[Stored entries]
start
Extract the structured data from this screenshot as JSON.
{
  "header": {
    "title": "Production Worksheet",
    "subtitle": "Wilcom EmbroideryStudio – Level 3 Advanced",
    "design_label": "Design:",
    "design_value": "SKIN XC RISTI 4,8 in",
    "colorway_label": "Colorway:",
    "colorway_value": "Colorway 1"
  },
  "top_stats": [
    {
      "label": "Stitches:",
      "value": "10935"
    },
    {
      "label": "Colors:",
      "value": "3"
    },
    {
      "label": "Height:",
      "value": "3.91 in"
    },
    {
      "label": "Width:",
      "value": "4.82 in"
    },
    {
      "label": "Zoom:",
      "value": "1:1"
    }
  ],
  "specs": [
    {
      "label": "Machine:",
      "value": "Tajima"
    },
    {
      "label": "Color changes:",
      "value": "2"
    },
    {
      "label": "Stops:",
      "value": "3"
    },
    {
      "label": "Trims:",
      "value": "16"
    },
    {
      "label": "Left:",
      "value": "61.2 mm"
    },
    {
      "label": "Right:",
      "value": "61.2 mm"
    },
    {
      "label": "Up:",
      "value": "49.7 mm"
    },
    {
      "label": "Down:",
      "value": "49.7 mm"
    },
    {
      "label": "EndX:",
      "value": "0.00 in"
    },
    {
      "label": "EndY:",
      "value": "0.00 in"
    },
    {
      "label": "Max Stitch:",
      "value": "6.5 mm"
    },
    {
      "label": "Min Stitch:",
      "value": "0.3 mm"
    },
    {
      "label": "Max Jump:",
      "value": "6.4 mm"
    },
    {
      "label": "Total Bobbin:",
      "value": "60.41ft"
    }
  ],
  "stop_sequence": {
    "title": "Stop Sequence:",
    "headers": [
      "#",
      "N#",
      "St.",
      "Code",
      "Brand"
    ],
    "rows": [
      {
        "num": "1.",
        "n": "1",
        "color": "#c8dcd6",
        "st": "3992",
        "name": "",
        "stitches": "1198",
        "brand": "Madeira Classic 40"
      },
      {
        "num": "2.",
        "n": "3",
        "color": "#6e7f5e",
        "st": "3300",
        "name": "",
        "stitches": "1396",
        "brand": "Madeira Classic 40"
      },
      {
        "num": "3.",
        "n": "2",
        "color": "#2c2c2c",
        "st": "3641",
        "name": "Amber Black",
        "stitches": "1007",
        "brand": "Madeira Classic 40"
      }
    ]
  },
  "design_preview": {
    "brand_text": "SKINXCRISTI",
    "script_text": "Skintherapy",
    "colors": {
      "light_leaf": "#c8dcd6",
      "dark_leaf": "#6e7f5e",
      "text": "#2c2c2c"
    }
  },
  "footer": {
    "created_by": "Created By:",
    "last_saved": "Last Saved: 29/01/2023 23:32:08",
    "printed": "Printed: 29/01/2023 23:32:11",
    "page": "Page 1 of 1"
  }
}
end
▶ _Problem to work on_:
Please copy out each record, character for character.

▶ _The result_:
Extract the structured data from this screenshot as JSON.
{
  "header": {
    "title": "Production Worksheet",
    "subtitle": "Wilcom EmbroideryStudio – Level 3 Advanced",
    "design_label": "Design:",
    "design_value": "SKIN XC RISTI 4,8 in",
    "colorway_label": "Colorway:",
    "colorway_value": "Colorway 1"
  },
  "top_stats": [
    {
      "label": "Stitches:",
      "value": "10935"
    },
    {
      "label": "Colors:",
      "value": "3"
    },
    {
      "label": "Height:",
      "value": "3.91 in"
    },
    {
      "label": "Width:",
      "value": "4.82 in"
    },
    {
      "label": "Zoom:",
      "value": "1:1"
    }
  ],
  "specs": [
    {
      "label": "Machine:",
      "value": "Tajima"
    },
    {
      "label": "Color changes:",
      "value": "2"
    },
    {
      "label": "Stops:",
      "value": "3"
    },
    {
      "label": "Trims:",
      "value": "16"
    },
    {
      "label": "Left:",
      "value": "61.2 mm"
    },
    {
      "label": "Right:",
      "value": "61.2 mm"
    },
    {
      "label": "Up:",
      "value": "49.7 mm"
    },
    {
      "label": "Down:",
      "value": "49.7 mm"
    },
    {
      "label": "EndX:",
      "value": "0.00 in"
    },
    {
      "label": "EndY:",
      "value": "0.00 in"
    },
    {
      "label": "Max Stitch:",
      "value": "6.5 mm"
    },
    {
      "label": "Min Stitch:",
      "value": "0.3 mm"
    },
    {
      "label": "Max Jump:",
      "value": "6.4 mm"
    },
    {
      "label": "Total Bobbin:",
      "value": "60.41ft"
    }
  ],
  "stop_sequence": {
    "title": "Stop Sequence:",
    "headers": [
      "#",
      "N#",
      "St.",
      "Code",
      "Brand"
    ],
    "rows": [
      {
        "num": "1.",
        "n": "1",
        "color": "#c8dcd6",
        "st": "3992",
        "name": "",
        "stitches": "1198",
        "brand": "Madeira Classic 40"
      },
      {
        "num": "2.",
        "n": "3",
        "color": "#6e7f5e",
        "st": "3300",
        "name": "",
        "stitches": "1396",
        "brand": "Madeira Classic 40"
      },
      {
        "num": "3.",
        "n": "2",
        "color": "#2c2c2c",
        "st": "3641",
        "name": "Amber Black",
        "stitches": "1007",
        "brand": "Madeira Classic 40"
      }
    ]
  },
  "design_preview": {
    "brand_text": "SKINXCRISTI",
    "script_text": "Skintherapy",
    "colors": {
      "light_leaf": "#c8dcd6",
      "dark_leaf": "#6e7f5e",
      "text": "#2c2c2c"
    }
  },
  "footer": {
    "created_by": "Created By:",
    "last_saved": "Last Saved: 29/01/2023 23:32:08",
    "printed": "Printed: 29/01/2023 23:32:11",
    "page": "Page 1 of 1"
  }
}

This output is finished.